● Texte source
===
«Nous ne sommes même pas vraiment soulagés. On ne se réjouit pas de son emprisonnement. On espère plutôt qu’il aura l’occasion de réfléchir un peu sur lui-même, et surtout de se faire soigner.» Dans le cabinet de leur avocat bruxellois, tout à côté de l’imposant Palais de justice de Bruxelles, Florence et Carlo Peeters n’ont pas le sourire des jours heureux, encore moins celui des vainqueurs. Il y aurait plutôt chez eux, d’abord, une espèce d’infinie douleur qu’on devine au fond de leur regard. Leur ton est calme, leur voix est posée. Même si savoir aujourd’hui l’abuseur de leur fils derrière les barreaux n’a rien d’un réconfort, ni même d’un apaisement. Ce n’est pour eux qu’un épisode de plus, le dernier espèrent-ils, d’une longue saga et d’une interminable procédure qui les auront littéralement épuisés. De longues années d’un combat interminable, dont ils semblent bien lassés et dont ils se seraient évidemment volontiers passés. «On espère maintenant pouvoir tourner la page», soupirent-ils.
Leur combat fut difficile, lourd, dur, inégal, face à une puissante organisation: la Fraternité sacerdotale Saint-Pie X (FSSPX), les fameux intégristes d’Ecône, en Valais, mouvement créé en 1970 par le non moins célèbre Mgr Lefebvre – excommunié par Rome en 1988 –, où la «tolérance zéro» ne semble pas avoir été le maître mot face au problème de la pédophilie, et qui aura défendu bec et ongles l’abbé Frédéric A., auteur d’abus sexuels répétés sur le fils des époux Peeters.
Le prédateur imaginait sans doute s’être fait doucement oublier dans son Valais natal, où il est né en 1978 à Martigny, et être passé entre les mailles du filet. Mais son passé l’a rattrapé le 12 juin dernier: la police valaisanne lui a finalement mis le grappin dessus, après les révélations du Nouvelliste. Le quotidien valaisan s’interrogeait ce jour-là dans ses colonnes sur la non-exécution de la peine à laquelle il avait été condamné le 12 septembre 2017 par la Cour d’appel de Bruxelles, verdict auquel il ne s’était déjà pas présenté à l’époque, pour «raisons de santé»: il doit donc purger en Suisse sa condamnation à 5 ans de prison – dont 3 ans ferme – pour abus sexuels sur mineurs, attouchements et fellations, commis «à plusieurs reprises entre le 1er septembre 2010 et le 6 avril 2011». Il dort désormais en prison, quelque part en Suisse. «Mais, malgré le verdict, malgré sa condamnation, il reste toujours dans le déni», expliquent les époux Peeters, par ailleurs parents de dix enfants, vivant tous à la frontière franco-belge, assez loin de Bruxelles.
===
● Données fournies
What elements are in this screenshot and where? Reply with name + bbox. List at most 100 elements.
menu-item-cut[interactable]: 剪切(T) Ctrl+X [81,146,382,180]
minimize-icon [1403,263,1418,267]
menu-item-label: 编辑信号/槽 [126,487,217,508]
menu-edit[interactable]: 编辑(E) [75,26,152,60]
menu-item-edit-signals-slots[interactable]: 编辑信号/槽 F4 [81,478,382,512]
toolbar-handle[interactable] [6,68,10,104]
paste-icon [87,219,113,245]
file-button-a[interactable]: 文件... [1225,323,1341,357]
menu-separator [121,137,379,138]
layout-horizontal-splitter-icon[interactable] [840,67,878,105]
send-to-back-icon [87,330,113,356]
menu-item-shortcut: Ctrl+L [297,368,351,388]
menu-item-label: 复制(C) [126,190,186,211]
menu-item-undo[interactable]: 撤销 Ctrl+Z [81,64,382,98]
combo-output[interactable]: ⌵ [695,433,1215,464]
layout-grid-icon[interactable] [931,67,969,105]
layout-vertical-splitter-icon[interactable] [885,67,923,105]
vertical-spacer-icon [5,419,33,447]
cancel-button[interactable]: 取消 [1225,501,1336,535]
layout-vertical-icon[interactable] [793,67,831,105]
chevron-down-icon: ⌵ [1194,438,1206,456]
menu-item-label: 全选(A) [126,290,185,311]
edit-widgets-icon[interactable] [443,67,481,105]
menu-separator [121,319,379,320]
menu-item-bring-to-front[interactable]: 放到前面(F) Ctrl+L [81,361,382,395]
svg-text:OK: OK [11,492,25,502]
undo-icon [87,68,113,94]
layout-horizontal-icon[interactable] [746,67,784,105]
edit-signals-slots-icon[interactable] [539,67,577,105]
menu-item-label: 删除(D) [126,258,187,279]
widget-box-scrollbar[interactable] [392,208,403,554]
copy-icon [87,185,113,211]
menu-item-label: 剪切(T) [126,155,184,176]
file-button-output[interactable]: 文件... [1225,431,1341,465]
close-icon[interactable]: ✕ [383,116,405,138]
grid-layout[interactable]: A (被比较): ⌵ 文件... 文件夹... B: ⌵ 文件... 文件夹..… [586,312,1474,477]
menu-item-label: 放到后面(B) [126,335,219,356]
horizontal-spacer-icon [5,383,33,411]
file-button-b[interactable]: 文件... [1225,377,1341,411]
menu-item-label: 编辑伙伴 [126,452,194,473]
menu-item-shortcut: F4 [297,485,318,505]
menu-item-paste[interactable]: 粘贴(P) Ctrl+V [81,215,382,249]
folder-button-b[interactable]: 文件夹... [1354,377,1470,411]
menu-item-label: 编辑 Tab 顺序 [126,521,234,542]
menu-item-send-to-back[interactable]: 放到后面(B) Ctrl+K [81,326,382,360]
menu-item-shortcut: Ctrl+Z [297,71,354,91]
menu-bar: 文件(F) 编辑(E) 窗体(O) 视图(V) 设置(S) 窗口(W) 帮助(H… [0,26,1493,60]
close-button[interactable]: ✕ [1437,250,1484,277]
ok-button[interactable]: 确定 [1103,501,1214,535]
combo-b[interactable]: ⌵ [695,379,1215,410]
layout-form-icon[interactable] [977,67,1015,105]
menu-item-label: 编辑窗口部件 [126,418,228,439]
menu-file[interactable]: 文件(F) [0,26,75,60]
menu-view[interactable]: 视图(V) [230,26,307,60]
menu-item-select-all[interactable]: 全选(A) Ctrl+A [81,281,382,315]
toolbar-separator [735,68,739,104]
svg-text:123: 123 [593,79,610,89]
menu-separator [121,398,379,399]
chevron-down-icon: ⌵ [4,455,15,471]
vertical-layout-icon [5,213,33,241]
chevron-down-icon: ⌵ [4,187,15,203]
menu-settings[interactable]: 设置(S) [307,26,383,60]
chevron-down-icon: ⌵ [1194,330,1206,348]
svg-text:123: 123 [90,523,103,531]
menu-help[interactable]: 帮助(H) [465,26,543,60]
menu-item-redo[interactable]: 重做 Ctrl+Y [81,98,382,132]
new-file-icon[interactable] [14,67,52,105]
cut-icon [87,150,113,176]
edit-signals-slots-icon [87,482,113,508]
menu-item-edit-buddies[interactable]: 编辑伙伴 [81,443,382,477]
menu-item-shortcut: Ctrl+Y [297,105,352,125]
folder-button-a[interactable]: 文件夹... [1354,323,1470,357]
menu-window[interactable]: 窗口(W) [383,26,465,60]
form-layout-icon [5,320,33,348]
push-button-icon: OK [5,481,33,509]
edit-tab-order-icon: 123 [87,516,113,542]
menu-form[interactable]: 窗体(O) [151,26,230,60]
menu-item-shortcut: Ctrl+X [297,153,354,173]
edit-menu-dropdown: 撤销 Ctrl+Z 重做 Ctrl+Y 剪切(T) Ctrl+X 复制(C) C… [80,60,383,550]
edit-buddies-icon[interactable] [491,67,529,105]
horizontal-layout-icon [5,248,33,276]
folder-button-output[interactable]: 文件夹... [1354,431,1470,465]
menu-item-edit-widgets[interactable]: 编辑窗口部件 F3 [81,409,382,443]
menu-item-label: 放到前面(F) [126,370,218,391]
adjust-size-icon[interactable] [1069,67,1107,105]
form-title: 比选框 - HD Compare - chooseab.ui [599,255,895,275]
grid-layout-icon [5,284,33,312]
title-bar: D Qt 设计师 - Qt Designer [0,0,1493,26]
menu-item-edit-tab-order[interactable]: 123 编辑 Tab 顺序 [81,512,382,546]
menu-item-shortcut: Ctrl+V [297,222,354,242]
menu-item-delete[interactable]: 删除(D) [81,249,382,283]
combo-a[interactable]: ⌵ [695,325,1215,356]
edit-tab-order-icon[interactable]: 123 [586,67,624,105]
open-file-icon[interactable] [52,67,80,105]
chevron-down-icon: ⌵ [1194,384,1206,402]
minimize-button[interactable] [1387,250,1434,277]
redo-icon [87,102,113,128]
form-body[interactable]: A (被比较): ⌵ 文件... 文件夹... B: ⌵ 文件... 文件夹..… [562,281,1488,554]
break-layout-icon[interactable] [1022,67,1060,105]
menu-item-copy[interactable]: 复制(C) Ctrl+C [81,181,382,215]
===
● Consignes de l'exercice
1. Résumez en deux phrases l'article sur les époux Peeters.
2. Prolongez l'article sur les époux Peeters à partir de sa dernière phrase.

● Réponses par tâche
1. Florence et Carlo Peeters, reçus chez leur avocat bruxellois, disent ne pas se réjouir de l'emprisonnement de l'abbé Frédéric A., auteur d'abus sexuels répétés sur leur fils, et espèrent tourner la page après un long combat contre la Fraternité sacerdotale Saint-Pie X, qui l'a défendu. Condamné le 12 septembre 2017 par la Cour d'appel de Bruxelles à cinq ans de prison dont trois ferme, l'abbé a été arrêté par la police valaisanne le 12 juin après les révélations du Nouvelliste et purge sa peine en Suisse, tout en restant dans le déni selon les parents.

2.
L’histoire de l’abbé Frédéric A., ordonné prêtre en 2004, grand noiraud au visage ingrat et au regard ténébreux, âgé d’une trentaine d’années au moment des faits, c’est d’abord une inexorable dérive et une longue descente aux enfers, sur fond de dissimulations, bien sûr, et d’aveuglement aussi de ceux qui n’ont pas su ou pas voulu voir. On le découvre notamment sur une vidéo, accessible facilement sur internet, tenir des propos effarants devant d’autres prêtres de la fraternité qui ne bronchent pas d’un cil: «Je me rappelle en Colombie, une petite fille, elle avait 8 ans, eh bien, elle avait eu un enfant à 8 ans, ils sont beaucoup plus matures que nous!»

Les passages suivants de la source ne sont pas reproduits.